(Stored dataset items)
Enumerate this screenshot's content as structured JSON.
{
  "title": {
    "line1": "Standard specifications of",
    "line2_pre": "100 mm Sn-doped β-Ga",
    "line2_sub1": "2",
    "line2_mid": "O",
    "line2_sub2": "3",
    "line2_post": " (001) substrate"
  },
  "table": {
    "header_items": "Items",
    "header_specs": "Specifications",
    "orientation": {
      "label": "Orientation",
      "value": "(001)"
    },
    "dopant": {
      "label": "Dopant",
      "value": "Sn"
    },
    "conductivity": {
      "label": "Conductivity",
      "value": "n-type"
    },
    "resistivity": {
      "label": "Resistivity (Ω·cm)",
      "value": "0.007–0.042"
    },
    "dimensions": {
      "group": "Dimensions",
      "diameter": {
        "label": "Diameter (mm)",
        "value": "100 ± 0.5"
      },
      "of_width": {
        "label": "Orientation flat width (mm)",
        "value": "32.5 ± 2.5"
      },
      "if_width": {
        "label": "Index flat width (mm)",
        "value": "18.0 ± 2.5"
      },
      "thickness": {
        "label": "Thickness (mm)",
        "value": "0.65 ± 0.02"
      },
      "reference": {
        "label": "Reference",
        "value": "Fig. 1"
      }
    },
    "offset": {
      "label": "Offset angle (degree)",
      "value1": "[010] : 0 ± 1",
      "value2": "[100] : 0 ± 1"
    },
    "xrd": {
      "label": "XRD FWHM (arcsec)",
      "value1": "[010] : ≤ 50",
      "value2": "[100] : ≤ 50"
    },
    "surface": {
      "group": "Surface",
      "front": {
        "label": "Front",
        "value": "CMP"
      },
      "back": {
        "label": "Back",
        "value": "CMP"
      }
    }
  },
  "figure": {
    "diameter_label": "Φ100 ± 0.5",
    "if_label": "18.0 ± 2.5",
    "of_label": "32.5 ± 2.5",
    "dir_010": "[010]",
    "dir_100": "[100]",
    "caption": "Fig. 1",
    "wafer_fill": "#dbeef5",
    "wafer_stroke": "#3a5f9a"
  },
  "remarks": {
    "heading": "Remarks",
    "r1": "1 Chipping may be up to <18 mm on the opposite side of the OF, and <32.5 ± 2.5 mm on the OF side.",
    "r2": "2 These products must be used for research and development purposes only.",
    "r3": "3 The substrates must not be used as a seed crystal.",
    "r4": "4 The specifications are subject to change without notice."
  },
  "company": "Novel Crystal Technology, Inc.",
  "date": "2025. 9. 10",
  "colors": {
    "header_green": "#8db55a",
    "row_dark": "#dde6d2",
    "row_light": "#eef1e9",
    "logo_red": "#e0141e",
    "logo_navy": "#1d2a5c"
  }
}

▶ **WRITTEN TASK**
Each entry above is to be quoted exactly.

▶ **THE RESULT**
Enumerate this screenshot's content as structured JSON.
{
  "title": {
    "line1": "Standard specifications of",
    "line2_pre": "100 mm Sn-doped β-Ga",
    "line2_sub1": "2",
    "line2_mid": "O",
    "line2_sub2": "3",
    "line2_post": " (001) substrate"
  },
  "table": {
    "header_items": "Items",
    "header_specs": "Specifications",
    "orientation": {
      "label": "Orientation",
      "value": "(001)"
    },
    "dopant": {
      "label": "Dopant",
      "value": "Sn"
    },
    "conductivity": {
      "label": "Conductivity",
      "value": "n-type"
    },
    "resistivity": {
      "label": "Resistivity (Ω·cm)",
      "value": "0.007–0.042"
    },
    "dimensions": {
      "group": "Dimensions",
      "diameter": {
        "label": "Diameter (mm)",
        "value": "100 ± 0.5"
      },
      "of_width": {
        "label": "Orientation flat width (mm)",
        "value": "32.5 ± 2.5"
      },
      "if_width": {
        "label": "Index flat width (mm)",
        "value": "18.0 ± 2.5"
      },
      "thickness": {
        "label": "Thickness (mm)",
        "value": "0.65 ± 0.02"
      },
      "reference": {
        "label": "Reference",
        "value": "Fig. 1"
      }
    },
    "offset": {
      "label": "Offset angle (degree)",
      "value1": "[010] : 0 ± 1",
      "value2": "[100] : 0 ± 1"
    },
    "xrd": {
      "label": "XRD FWHM (arcsec)",
      "value1": "[010] : ≤ 50",
      "value2": "[100] : ≤ 50"
    },
    "surface": {
      "group": "Surface",
      "front": {
        "label": "Front",
        "value": "CMP"
      },
      "back": {
        "label": "Back",
        "value": "CMP"
      }
    }
  },
  "figure": {
    "diameter_label": "Φ100 ± 0.5",
    "if_label": "18.0 ± 2.5",
    "of_label": "32.5 ± 2.5",
    "dir_010": "[010]",
    "dir_100": "[100]",
    "caption": "Fig. 1",
    "wafer_fill": "#dbeef5",
    "wafer_stroke": "#3a5f9a"
  },
  "remarks": {
    "heading": "Remarks",
    "r1": "1 Chipping may be up to <18 mm on the opposite side of the OF, and <32.5 ± 2.5 mm on the OF side.",
    "r2": "2 These products must be used for research and development purposes only.",
    "r3": "3 The substrates must not be used as a seed crystal.",
    "r4": "4 The specifications are subject to change without notice."
  },
  "company": "Novel Crystal Technology, Inc.",
  "date": "2025. 9. 10",
  "colors": {
    "header_green": "#8db55a",
    "row_dark": "#dde6d2",
    "row_light": "#eef1e9",
    "logo_red": "#e0141e",
    "logo_navy": "#1d2a5c"
  }
}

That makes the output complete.